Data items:
** BEGIN **
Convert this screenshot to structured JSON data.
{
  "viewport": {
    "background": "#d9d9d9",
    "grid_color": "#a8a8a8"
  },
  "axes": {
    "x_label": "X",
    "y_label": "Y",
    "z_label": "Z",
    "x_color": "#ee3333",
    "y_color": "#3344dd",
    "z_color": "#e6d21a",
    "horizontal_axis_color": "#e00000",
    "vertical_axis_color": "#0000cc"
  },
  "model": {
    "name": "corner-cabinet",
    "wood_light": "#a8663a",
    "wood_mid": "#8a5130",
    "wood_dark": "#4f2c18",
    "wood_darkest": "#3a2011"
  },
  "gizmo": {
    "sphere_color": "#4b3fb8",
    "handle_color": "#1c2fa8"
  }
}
** END **
** BEGIN **
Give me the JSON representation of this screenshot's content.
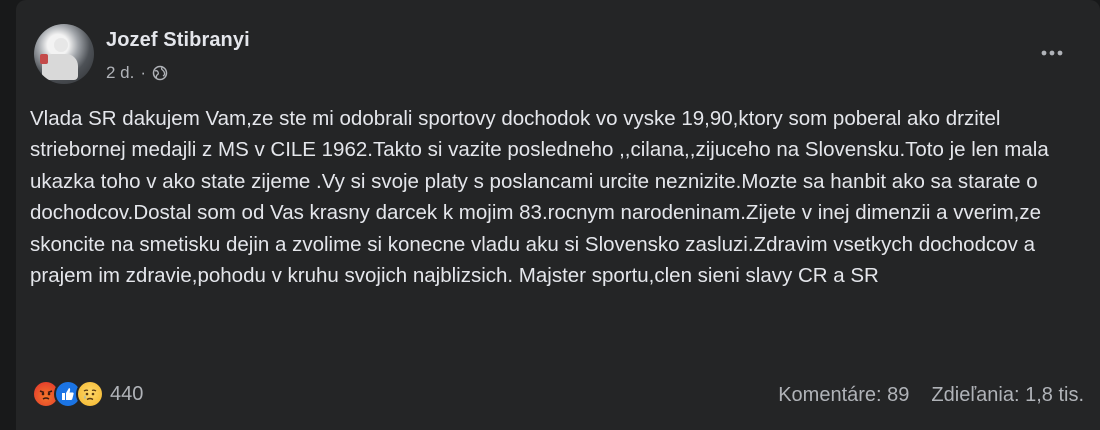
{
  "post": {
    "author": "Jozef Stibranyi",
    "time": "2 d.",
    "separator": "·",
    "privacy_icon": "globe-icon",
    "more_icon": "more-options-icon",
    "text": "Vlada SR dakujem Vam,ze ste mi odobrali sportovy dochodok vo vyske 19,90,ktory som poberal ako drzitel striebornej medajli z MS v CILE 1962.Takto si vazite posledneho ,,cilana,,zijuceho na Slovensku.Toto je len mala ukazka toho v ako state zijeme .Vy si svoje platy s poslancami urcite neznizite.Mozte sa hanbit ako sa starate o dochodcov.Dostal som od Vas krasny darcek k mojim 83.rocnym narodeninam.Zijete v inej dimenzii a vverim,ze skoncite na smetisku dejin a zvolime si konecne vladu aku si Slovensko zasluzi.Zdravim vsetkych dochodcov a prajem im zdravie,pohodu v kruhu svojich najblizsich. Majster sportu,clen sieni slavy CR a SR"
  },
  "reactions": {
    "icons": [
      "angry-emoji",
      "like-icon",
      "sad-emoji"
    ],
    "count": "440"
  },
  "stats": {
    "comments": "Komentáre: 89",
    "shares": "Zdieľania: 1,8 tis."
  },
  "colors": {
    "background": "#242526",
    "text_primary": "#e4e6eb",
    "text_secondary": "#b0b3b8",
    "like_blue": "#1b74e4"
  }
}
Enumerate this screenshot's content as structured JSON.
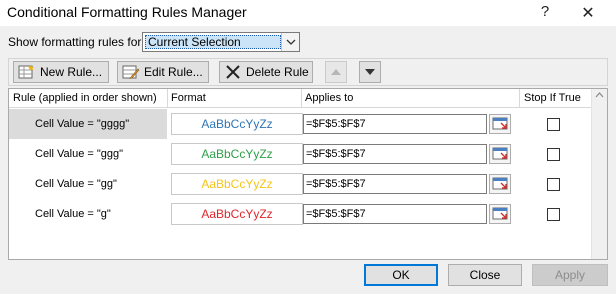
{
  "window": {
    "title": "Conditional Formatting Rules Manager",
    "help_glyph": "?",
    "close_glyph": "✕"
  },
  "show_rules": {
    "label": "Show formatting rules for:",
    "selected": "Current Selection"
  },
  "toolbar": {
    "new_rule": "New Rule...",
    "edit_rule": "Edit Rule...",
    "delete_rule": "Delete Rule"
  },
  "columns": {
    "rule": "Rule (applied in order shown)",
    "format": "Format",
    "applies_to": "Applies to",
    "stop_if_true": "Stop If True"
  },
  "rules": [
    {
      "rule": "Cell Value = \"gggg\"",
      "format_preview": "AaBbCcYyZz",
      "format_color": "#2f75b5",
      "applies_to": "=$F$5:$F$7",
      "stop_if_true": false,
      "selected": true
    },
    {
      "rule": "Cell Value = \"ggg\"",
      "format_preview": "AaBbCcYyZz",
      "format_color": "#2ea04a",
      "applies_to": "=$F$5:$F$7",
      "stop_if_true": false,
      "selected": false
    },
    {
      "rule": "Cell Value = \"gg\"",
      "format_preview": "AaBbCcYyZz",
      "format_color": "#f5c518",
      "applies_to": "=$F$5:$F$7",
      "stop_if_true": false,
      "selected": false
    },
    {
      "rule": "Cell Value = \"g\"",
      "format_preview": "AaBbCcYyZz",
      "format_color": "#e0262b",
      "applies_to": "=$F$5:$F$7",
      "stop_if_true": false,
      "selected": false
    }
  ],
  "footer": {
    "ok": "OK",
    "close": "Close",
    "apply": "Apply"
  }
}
** END **
> **Set task**: Lines that hold the word "background" are the ones to return, every one of them.

> **The completed task**:
    "background": "#d9d9d9",
    "background": "#242526",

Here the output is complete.